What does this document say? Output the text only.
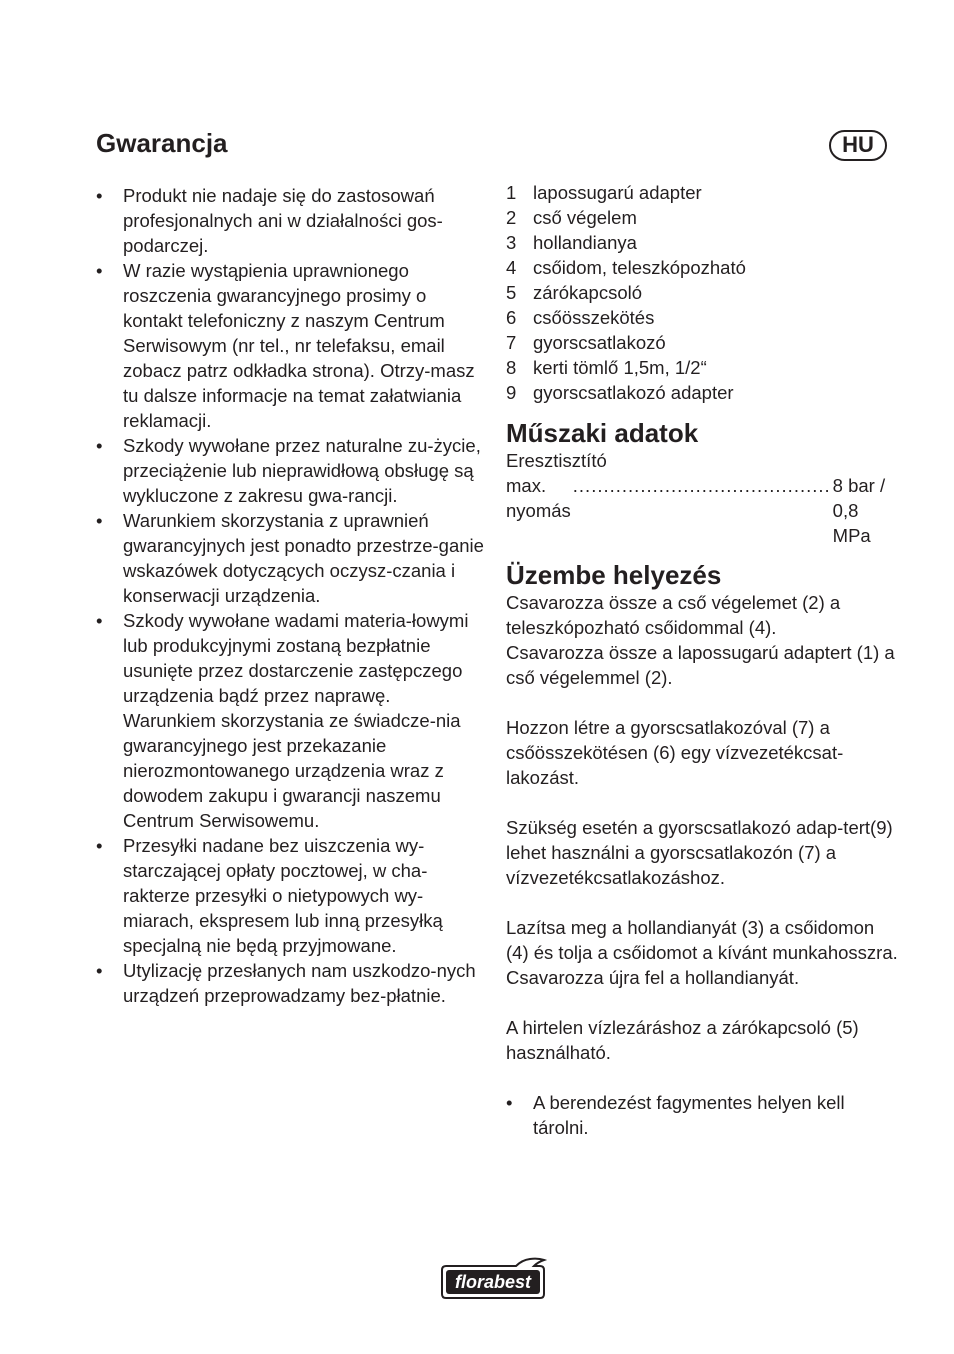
Gwarancja
• Produkt nie nadaje się do zastosowań profesjonalnych ani w działalności gos-podarczej.
• W razie wystąpienia uprawnionego roszczenia gwarancyjnego prosimy o kontakt telefoniczny z naszym Centrum Serwisowym (nr tel., nr telefaksu, email zobacz patrz odkładka strona). Otrzy-masz tu dalsze informacje na temat załatwiania reklamacji.
• Szkody wywołane przez naturalne zu-życie, przeciążenie lub nieprawidłową obsługę są wykluczone z zakresu gwa-rancji.
• Warunkiem skorzystania z uprawnień gwarancyjnych jest ponadto przestrze-ganie wskazówek dotyczących oczysz-czania i konserwacji urządzenia.
• Szkody wywołane wadami materia-łowymi lub produkcyjnymi zostaną bezpłatnie usunięte przez dostarczenie zastępczego urządzenia bądź przez naprawę.
Warunkiem skorzystania ze świadcze-nia gwarancyjnego jest przekazanie nierozmontowanego urządzenia wraz z dowodem zakupu i gwarancji naszemu Centrum Serwisowemu.
• Przesyłki nadane bez uiszczenia wy-starczającej opłaty pocztowej, w cha-rakterze przesyłki o nietypowych wy-miarach, ekspresem lub inną przesyłką specjalną nie będą przyjmowane.
• Utylizację przesłanych nam uszkodzo-nych urządzeń przeprowadzamy bez-płatnie.
HU
1 lapossugarú adapter
2 cső végelem
3 hollandianya
4 csőidom, teleszkópozható
5 zárókapcsoló
6 csőösszekötés
7 gyorscsatlakozó
8 kerti tömlő 1,5m, 1/2“
9 gyorscsatlakozó adapter
Műszaki adatok
Eresztisztító
max. nyomás
.......................................... 8 bar / 0,8 MPa
Üzembe helyezés
Csavarozza össze a cső végelemet (2) a teleszkópozható csőidommal (4).
Csavarozza össze a lapossugarú adaptert (1) a cső végelemmel (2).
Hozzon létre a gyorscsatlakozóval (7) a csőösszekötésen (6) egy vízvezetékcsat-lakozást.
Szükség esetén a gyorscsatlakozó adap-tert(9) lehet használni a gyorscsatlakozón (7) a vízvezetékcsatlakozáshoz.
Lazítsa meg a hollandianyát (3) a csőidomon (4) és tolja a csőidomot a kívánt munkahosszra.
Csavarozza újra fel a hollandianyát.
A hirtelen vízlezáráshoz a zárókapcsoló (5) használható.
• A berendezést fagymentes helyen kell tárolni.
florabest
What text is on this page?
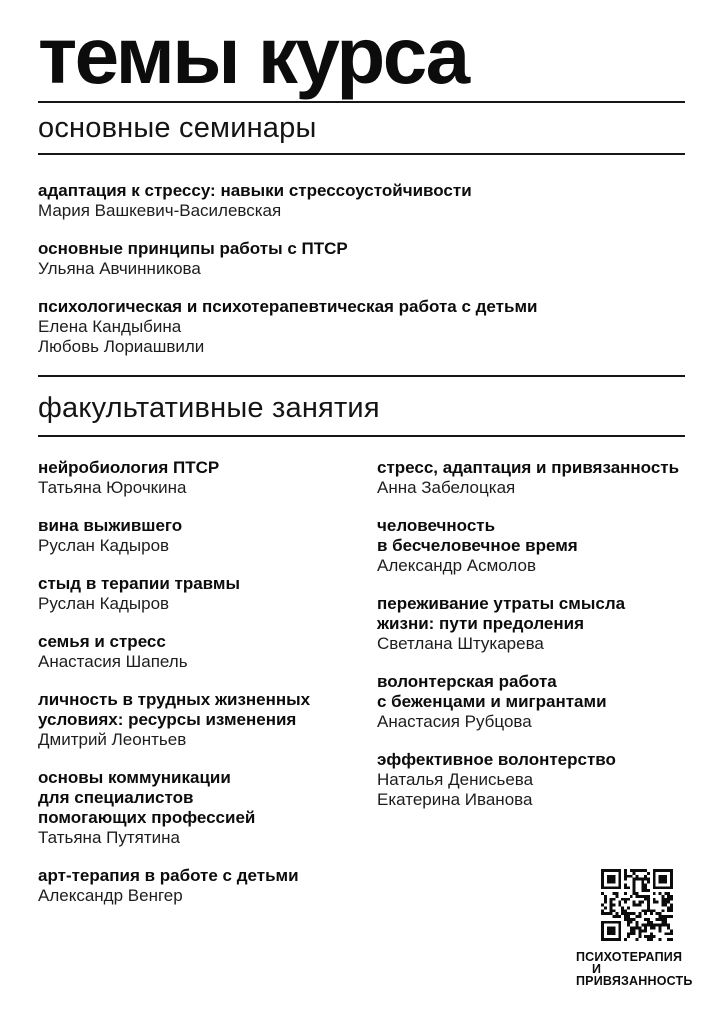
темы курса
основные семинары
адаптация к стрессу: навыки стрессоустойчивости
Мария Вашкевич-Василевская
основные принципы работы с ПТСР
Ульяна Авчинникова
психологическая и психотерапевтическая работа с детьми
Елена Кандыбина
Любовь Лориашвили
факультативные занятия
нейробиология ПТСР
Татьяна Юрочкина
вина выжившего
Руслан Кадыров
стыд в терапии травмы
Руслан Кадыров
семья и стресс
Анастасия Шапель
личность в трудных жизненных
условиях: ресурсы изменения
Дмитрий Леонтьев
основы коммуникации
для специалистов
помогающих профессией
Татьяна Путятина
арт-терапия в работе с детьми
Александр Венгер
стресс, адаптация и привязанность
Анна Забелоцкая
человечность
в бесчеловечное время
Александр Асмолов
переживание утраты смысла
жизни: пути предоления
Светлана Штукарева
волонтерская работа
с беженцами и мигрантами
Анастасия Рубцова
эффективное волонтерство
Наталья Денисьева
Екатерина Иванова
ПСИХОТЕРАПИЯ
И
ПРИВЯЗАННОСТЬ
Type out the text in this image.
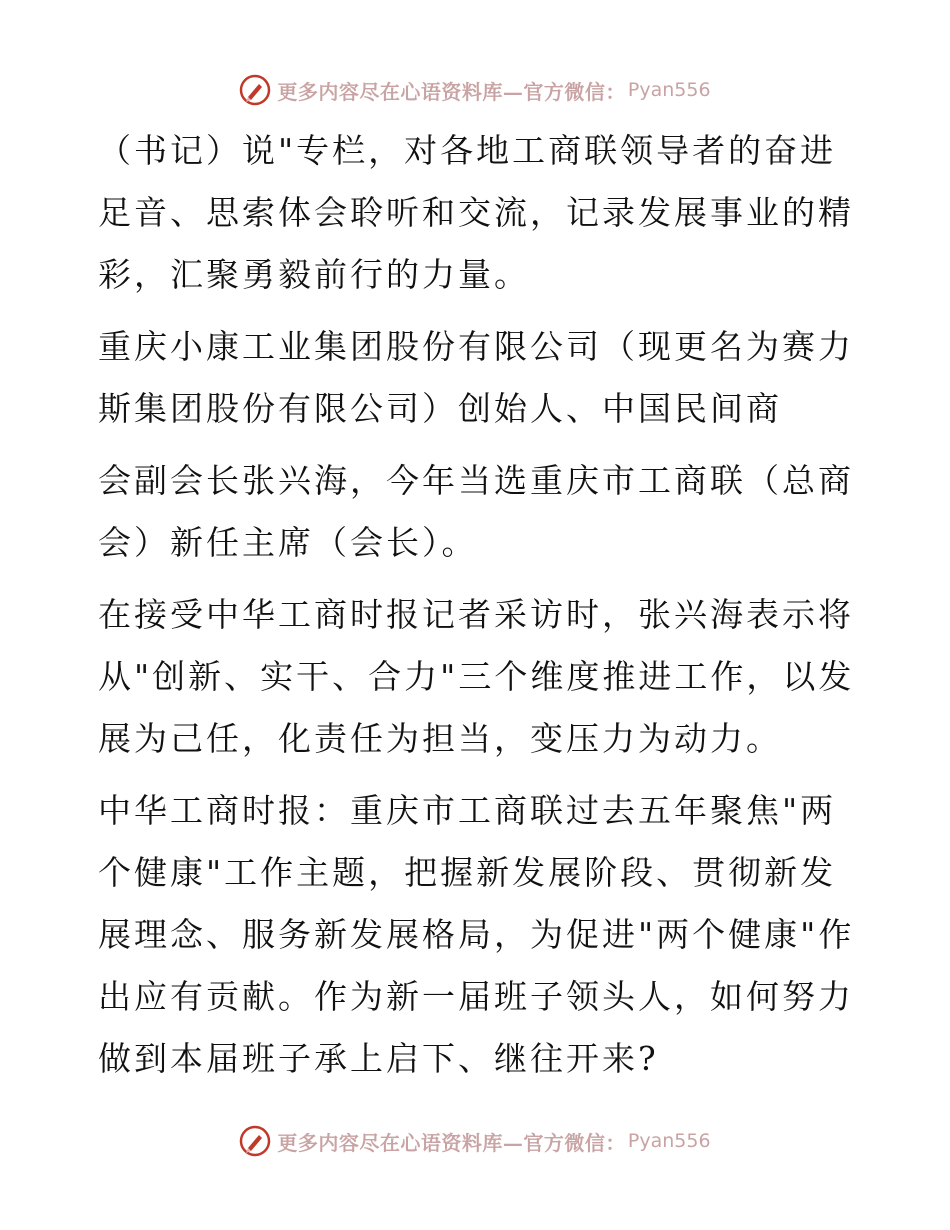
更多内容尽在心语资料库—官方微信： Pyan556

（书记）说"专栏，对各地工商联领导者的奋进足音、思索体会聆听和交流，记录发展事业的精彩，汇聚勇毅前行的力量。

重庆小康工业集团股份有限公司（现更名为赛力斯集团股份有限公司）创始人、中国民间商

会副会长张兴海，今年当选重庆市工商联（总商会）新任主席（会长）。

在接受中华工商时报记者采访时，张兴海表示将从"创新、实干、合力"三个维度推进工作，以发展为己任，化责任为担当，变压力为动力。

中华工商时报：重庆市工商联过去五年聚焦"两个健康"工作主题，把握新发展阶段、贯彻新发展理念、服务新发展格局，为促进"两个健康"作出应有贡献。作为新一届班子领头人，如何努力做到本届班子承上启下、继往开来?

更多内容尽在心语资料库—官方微信： Pyan556
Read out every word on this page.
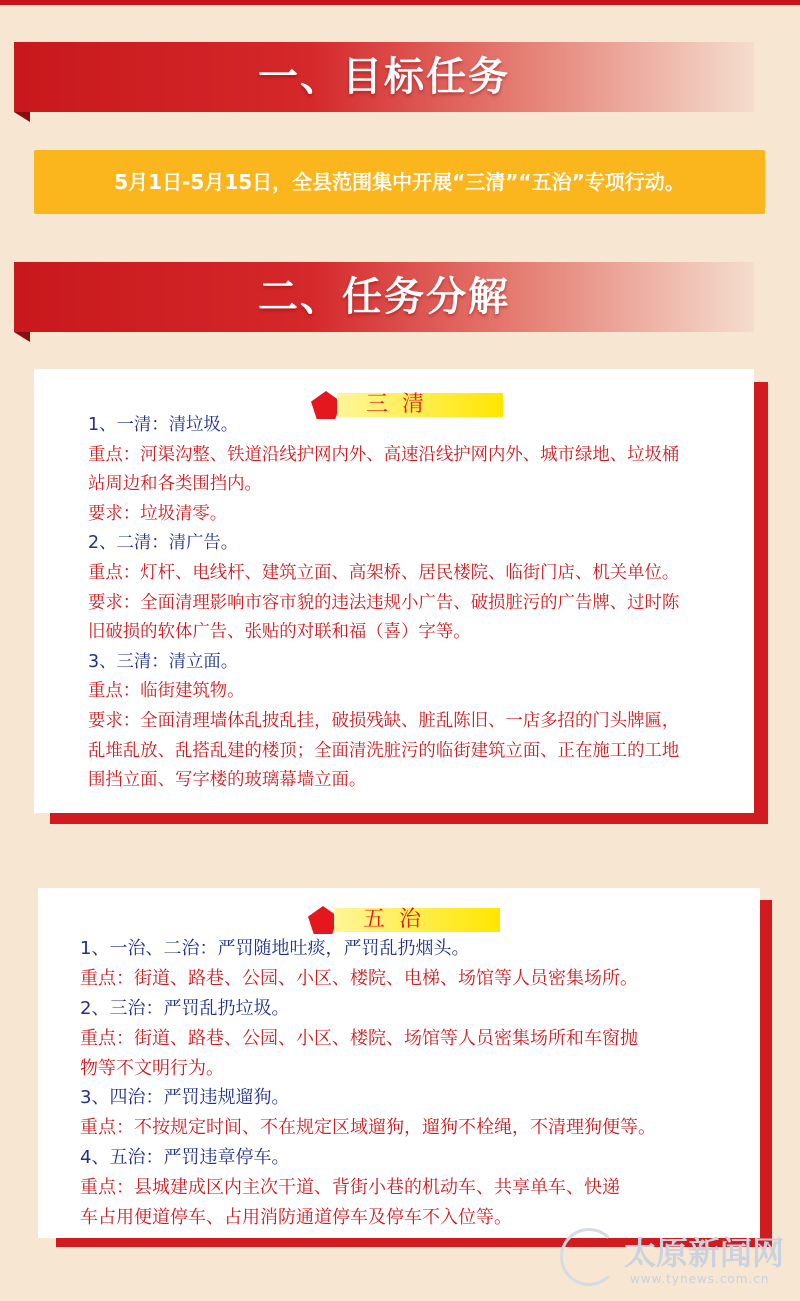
一、目标任务
5月1日-5月15日，全县范围集中开展“三清”“五治”专项行动。
二、任务分解
三清
1、一清：清垃圾。
重点：河渠沟整、铁道沿线护网内外、高速沿线护网内外、城市绿地、垃圾桶
站周边和各类围挡内。
要求：垃圾清零。
2、二清：清广告。
重点：灯杆、电线杆、建筑立面、高架桥、居民楼院、临街门店、机关单位。
要求：全面清理影响市容市貌的违法违规小广告、破损脏污的广告牌、过时陈
旧破损的软体广告、张贴的对联和福（喜）字等。
3、三清：清立面。
重点：临街建筑物。
要求：全面清理墙体乱披乱挂，破损残缺、脏乱陈旧、一店多招的门头牌匾，
乱堆乱放、乱搭乱建的楼顶；全面清洗脏污的临街建筑立面、正在施工的工地
围挡立面、写字楼的玻璃幕墙立面。
五治
1、一治、二治：严罚随地吐痰，严罚乱扔烟头。
重点：街道、路巷、公园、小区、楼院、电梯、场馆等人员密集场所。
2、三治：严罚乱扔垃圾。
重点：街道、路巷、公园、小区、楼院、场馆等人员密集场所和车窗抛
物等不文明行为。
3、四治：严罚违规遛狗。
重点：不按规定时间、不在规定区域遛狗，遛狗不栓绳，不清理狗便等。
4、五治：严罚违章停车。
重点：县城建成区内主次干道、背街小巷的机动车、共享单车、快递
车占用便道停车、占用消防通道停车及停车不入位等。
太原新闻网
www.tynews.com.cn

++++

* _Requirements_
Write every record out again exactly; no pictures belong in the copy.

* _Answer in full_
What does this document say? Output the text only.
Gwarancja
• Produkt nie nadaje się do zastosowań profesjonalnych ani w działalności gos-podarczej.
• W razie wystąpienia uprawnionego roszczenia gwarancyjnego prosimy o kontakt telefoniczny z naszym Centrum Serwisowym (nr tel., nr telefaksu, email zobacz patrz odkładka strona). Otrzy-masz tu dalsze informacje na temat załatwiania reklamacji.
• Szkody wywołane przez naturalne zu-życie, przeciążenie lub nieprawidłową obsługę są wykluczone z zakresu gwa-rancji.
• Warunkiem skorzystania z uprawnień gwarancyjnych jest ponadto przestrze-ganie wskazówek dotyczących oczysz-czania i konserwacji urządzenia.
• Szkody wywołane wadami materia-łowymi lub produkcyjnymi zostaną bezpłatnie usunięte przez dostarczenie zastępczego urządzenia bądź przez naprawę.
Warunkiem skorzystania ze świadcze-nia gwarancyjnego jest przekazanie nierozmontowanego urządzenia wraz z dowodem zakupu i gwarancji naszemu Centrum Serwisowemu.
• Przesyłki nadane bez uiszczenia wy-starczającej opłaty pocztowej, w cha-rakterze przesyłki o nietypowych wy-miarach, ekspresem lub inną przesyłką specjalną nie będą przyjmowane.
• Utylizację przesłanych nam uszkodzo-nych urządzeń przeprowadzamy bez-płatnie.
HU
1 lapossugarú adapter
2 cső végelem
3 hollandianya
4 csőidom, teleszkópozható
5 zárókapcsoló
6 csőösszekötés
7 gyorscsatlakozó
8 kerti tömlő 1,5m, 1/2“
9 gyorscsatlakozó adapter
Műszaki adatok
Eresztisztító
max. nyomás
.......................................... 8 bar / 0,8 MPa
Üzembe helyezés
Csavarozza össze a cső végelemet (2) a teleszkópozható csőidommal (4).
Csavarozza össze a lapossugarú adaptert (1) a cső végelemmel (2).
Hozzon létre a gyorscsatlakozóval (7) a csőösszekötésen (6) egy vízvezetékcsat-lakozást.
Szükség esetén a gyorscsatlakozó adap-tert(9) lehet használni a gyorscsatlakozón (7) a vízvezetékcsatlakozáshoz.
Lazítsa meg a hollandianyát (3) a csőidomon (4) és tolja a csőidomot a kívánt munkahosszra.
Csavarozza újra fel a hollandianyát.
A hirtelen vízlezáráshoz a zárókapcsoló (5) használható.
• A berendezést fagymentes helyen kell tárolni.
florabest
What text is on this page?
темы курса
основные семинары
адаптация к стрессу: навыки стрессоустойчивости
Мария Вашкевич-Василевская
основные принципы работы с ПТСР
Ульяна Авчинникова
психологическая и психотерапевтическая работа с детьми
Елена Кандыбина
Любовь Лориашвили
факультативные занятия
нейробиология ПТСР
Татьяна Юрочкина
вина выжившего
Руслан Кадыров
стыд в терапии травмы
Руслан Кадыров
семья и стресс
Анастасия Шапель
личность в трудных жизненных
условиях: ресурсы изменения
Дмитрий Леонтьев
основы коммуникации
для специалистов
помогающих профессией
Татьяна Путятина
арт-терапия в работе с детьми
Александр Венгер
стресс, адаптация и привязанность
Анна Забелоцкая
человечность
в бесчеловечное время
Александр Асмолов
переживание утраты смысла
жизни: пути предоления
Светлана Штукарева
волонтерская работа
с беженцами и мигрантами
Анастасия Рубцова
эффективное волонтерство
Наталья Денисьева
Екатерина Иванова
ПСИХОТЕРАПИЯ
И
ПРИВЯЗАННОСТЬ
Type out the text in this image.
更多内容尽在心语资料库—官方微信： Pyan556

（书记）说"专栏，对各地工商联领导者的奋进足音、思索体会聆听和交流，记录发展事业的精彩，汇聚勇毅前行的力量。

重庆小康工业集团股份有限公司（现更名为赛力斯集团股份有限公司）创始人、中国民间商

会副会长张兴海，今年当选重庆市工商联（总商会）新任主席（会长）。

在接受中华工商时报记者采访时，张兴海表示将从"创新、实干、合力"三个维度推进工作，以发展为己任，化责任为担当，变压力为动力。

中华工商时报：重庆市工商联过去五年聚焦"两个健康"工作主题，把握新发展阶段、贯彻新发展理念、服务新发展格局，为促进"两个健康"作出应有贡献。作为新一届班子领头人，如何努力做到本届班子承上启下、继往开来?

更多内容尽在心语资料库—官方微信： Pyan556
Read out every word on this page.
一、目标任务
5月1日-5月15日，全县范围集中开展“三清”“五治”专项行动。
二、任务分解
三清
1、一清：清垃圾。
重点：河渠沟整、铁道沿线护网内外、高速沿线护网内外、城市绿地、垃圾桶
站周边和各类围挡内。
要求：垃圾清零。
2、二清：清广告。
重点：灯杆、电线杆、建筑立面、高架桥、居民楼院、临街门店、机关单位。
要求：全面清理影响市容市貌的违法违规小广告、破损脏污的广告牌、过时陈
旧破损的软体广告、张贴的对联和福（喜）字等。
3、三清：清立面。
重点：临街建筑物。
要求：全面清理墙体乱披乱挂，破损残缺、脏乱陈旧、一店多招的门头牌匾，
乱堆乱放、乱搭乱建的楼顶；全面清洗脏污的临街建筑立面、正在施工的工地
围挡立面、写字楼的玻璃幕墙立面。
五治
1、一治、二治：严罚随地吐痰，严罚乱扔烟头。
重点：街道、路巷、公园、小区、楼院、电梯、场馆等人员密集场所。
2、三治：严罚乱扔垃圾。
重点：街道、路巷、公园、小区、楼院、场馆等人员密集场所和车窗抛
物等不文明行为。
3、四治：严罚违规遛狗。
重点：不按规定时间、不在规定区域遛狗，遛狗不栓绳，不清理狗便等。
4、五治：严罚违章停车。
重点：县城建成区内主次干道、背街小巷的机动车、共享单车、快递
车占用便道停车、占用消防通道停车及停车不入位等。
太原新闻网
www.tynews.com.cn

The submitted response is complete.